_WHAT YOU WILL DO:_ Only lines with the string "Their" matter here; gather them from the material below.

** BEGIN INPUT MATERIAL **

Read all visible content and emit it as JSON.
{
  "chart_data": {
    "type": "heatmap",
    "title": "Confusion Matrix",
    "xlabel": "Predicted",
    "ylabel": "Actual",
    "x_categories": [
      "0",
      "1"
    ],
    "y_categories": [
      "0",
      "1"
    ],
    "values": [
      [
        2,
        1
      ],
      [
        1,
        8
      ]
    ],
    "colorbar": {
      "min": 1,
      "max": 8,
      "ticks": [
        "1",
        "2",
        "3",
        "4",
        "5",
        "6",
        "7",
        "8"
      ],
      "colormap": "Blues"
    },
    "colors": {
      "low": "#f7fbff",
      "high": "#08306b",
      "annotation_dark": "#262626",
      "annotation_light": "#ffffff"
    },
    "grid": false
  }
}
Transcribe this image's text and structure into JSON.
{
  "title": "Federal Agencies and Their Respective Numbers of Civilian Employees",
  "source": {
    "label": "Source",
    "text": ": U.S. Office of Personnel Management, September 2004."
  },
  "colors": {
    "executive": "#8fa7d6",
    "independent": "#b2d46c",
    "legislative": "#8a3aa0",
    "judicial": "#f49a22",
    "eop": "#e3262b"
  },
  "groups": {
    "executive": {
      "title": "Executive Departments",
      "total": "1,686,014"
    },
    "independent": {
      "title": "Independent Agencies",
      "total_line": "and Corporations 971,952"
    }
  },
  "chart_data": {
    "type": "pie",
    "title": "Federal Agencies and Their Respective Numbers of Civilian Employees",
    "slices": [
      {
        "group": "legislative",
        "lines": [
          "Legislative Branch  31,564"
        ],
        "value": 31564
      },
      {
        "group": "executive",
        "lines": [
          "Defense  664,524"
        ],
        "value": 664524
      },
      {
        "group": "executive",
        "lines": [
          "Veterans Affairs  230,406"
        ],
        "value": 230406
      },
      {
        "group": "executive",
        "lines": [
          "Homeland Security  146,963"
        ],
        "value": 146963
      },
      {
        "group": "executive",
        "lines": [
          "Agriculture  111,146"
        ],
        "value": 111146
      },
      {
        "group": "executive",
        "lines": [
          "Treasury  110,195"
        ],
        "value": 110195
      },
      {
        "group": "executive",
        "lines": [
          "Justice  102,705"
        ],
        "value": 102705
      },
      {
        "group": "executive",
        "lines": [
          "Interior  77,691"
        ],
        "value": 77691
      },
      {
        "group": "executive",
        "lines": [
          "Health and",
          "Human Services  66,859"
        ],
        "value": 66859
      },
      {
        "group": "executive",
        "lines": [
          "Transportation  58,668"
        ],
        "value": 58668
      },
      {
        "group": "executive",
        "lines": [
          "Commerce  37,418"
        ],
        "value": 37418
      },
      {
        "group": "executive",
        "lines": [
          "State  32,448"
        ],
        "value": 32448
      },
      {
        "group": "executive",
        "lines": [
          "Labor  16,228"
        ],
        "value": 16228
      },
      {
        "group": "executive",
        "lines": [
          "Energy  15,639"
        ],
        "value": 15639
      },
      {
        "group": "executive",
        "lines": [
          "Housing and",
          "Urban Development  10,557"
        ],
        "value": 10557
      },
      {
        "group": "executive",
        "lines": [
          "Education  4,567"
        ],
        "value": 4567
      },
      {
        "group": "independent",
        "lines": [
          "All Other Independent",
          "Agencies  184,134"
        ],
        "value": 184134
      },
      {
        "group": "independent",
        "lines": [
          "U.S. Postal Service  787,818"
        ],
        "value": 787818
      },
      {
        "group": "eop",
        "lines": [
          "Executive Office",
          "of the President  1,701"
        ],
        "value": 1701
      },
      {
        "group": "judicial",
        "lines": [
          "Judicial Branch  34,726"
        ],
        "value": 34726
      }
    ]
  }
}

** END INPUT MATERIAL **

_SOLUTION FOR THIS PROBLEM:_
  "title": "Federal Agencies and Their Respective Numbers of Civilian Employees",
    "title": "Federal Agencies and Their Respective Numbers of Civilian Employees",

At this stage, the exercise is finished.